→ WRITTEN INSTRUCTION
Read the lines below. Copy out any that hold the string "screenshot".

─── RECORDS FOR PROCESSING

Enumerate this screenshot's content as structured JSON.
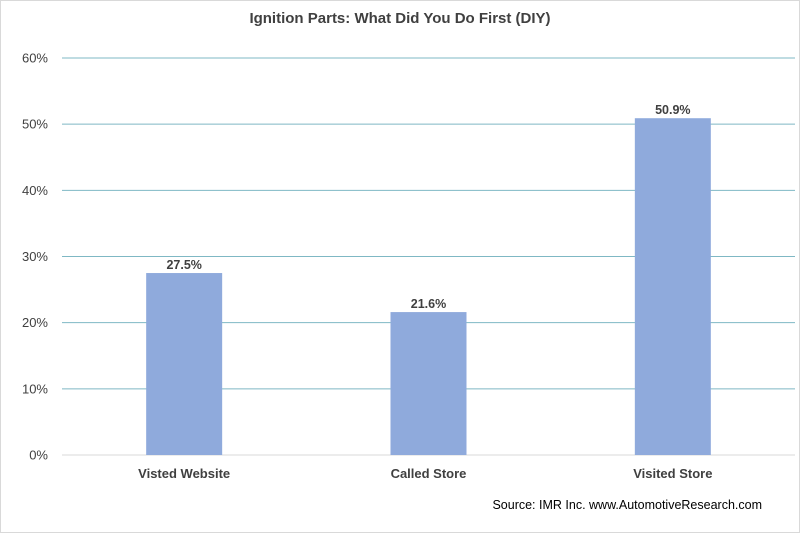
{
  "chart_data": {
    "type": "bar",
    "title": "Ignition Parts: What Did You Do First (DIY)",
    "categories": [
      "Visted Website",
      "Called Store",
      "Visited Store"
    ],
    "values": [
      27.5,
      21.6,
      50.9
    ],
    "value_labels": [
      "27.5%",
      "21.6%",
      "50.9%"
    ],
    "xlabel": "",
    "ylabel": "",
    "ylim": [
      0,
      60
    ],
    "yticks": [
      0,
      10,
      20,
      30,
      40,
      50,
      60
    ],
    "ytick_labels": [
      "0%",
      "10%",
      "20%",
      "30%",
      "40%",
      "50%",
      "60%"
    ],
    "grid": true,
    "bar_color": "#8FAADC",
    "grid_color": "#7FB8C4",
    "legend": "none"
  },
  "source": "Source: IMR Inc. www.AutomotiveResearch.com"
}
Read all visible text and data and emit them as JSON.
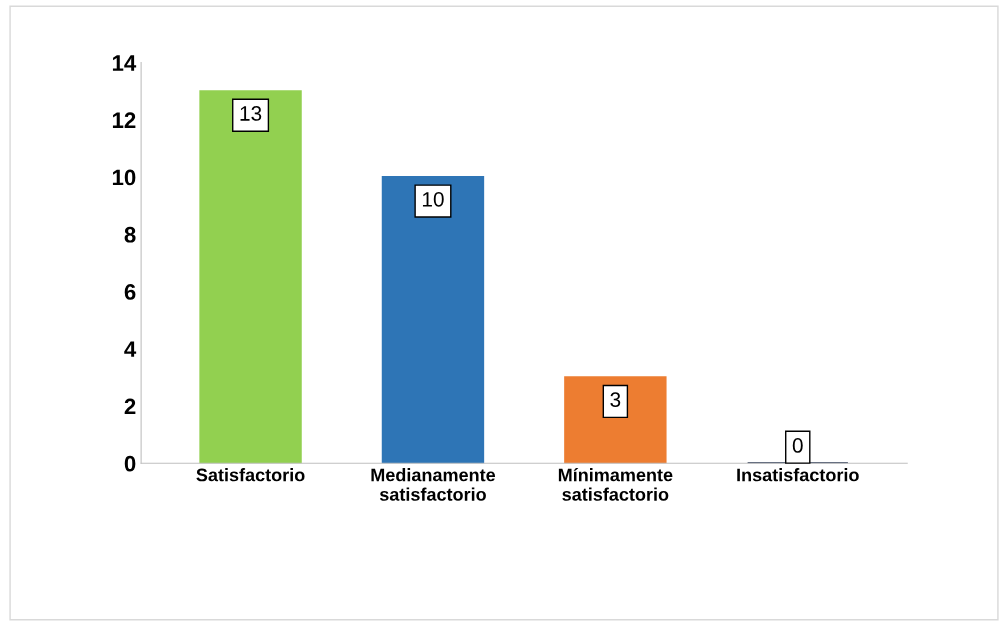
{
  "chart_data": {
    "type": "bar",
    "categories": [
      "Satisfactorio",
      "Medianamente satisfactorio",
      "Mínimamente satisfactorio",
      "Insatisfactorio"
    ],
    "values": [
      13,
      10,
      3,
      0
    ],
    "colors": [
      "#92d050",
      "#2e75b6",
      "#ed7d31",
      "#0f1f3d"
    ],
    "ylim": [
      0,
      14
    ],
    "yticks": [
      0,
      2,
      4,
      6,
      8,
      10,
      12,
      14
    ],
    "grid": false,
    "data_labels": true
  }
}
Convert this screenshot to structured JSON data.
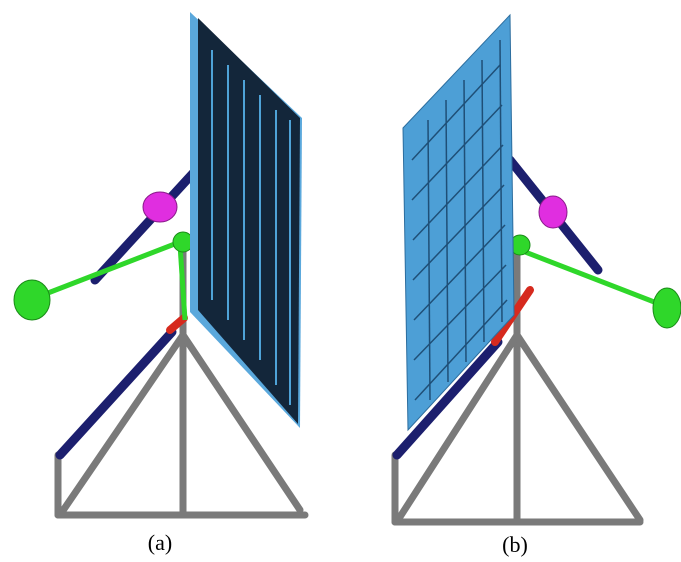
{
  "captions": [
    "(a)",
    "(b)"
  ]
}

──────

→ EXERCISE OUTPUT
Enumerate this screenshot's content as structured JSON.
Convert this screenshot to structured JSON data.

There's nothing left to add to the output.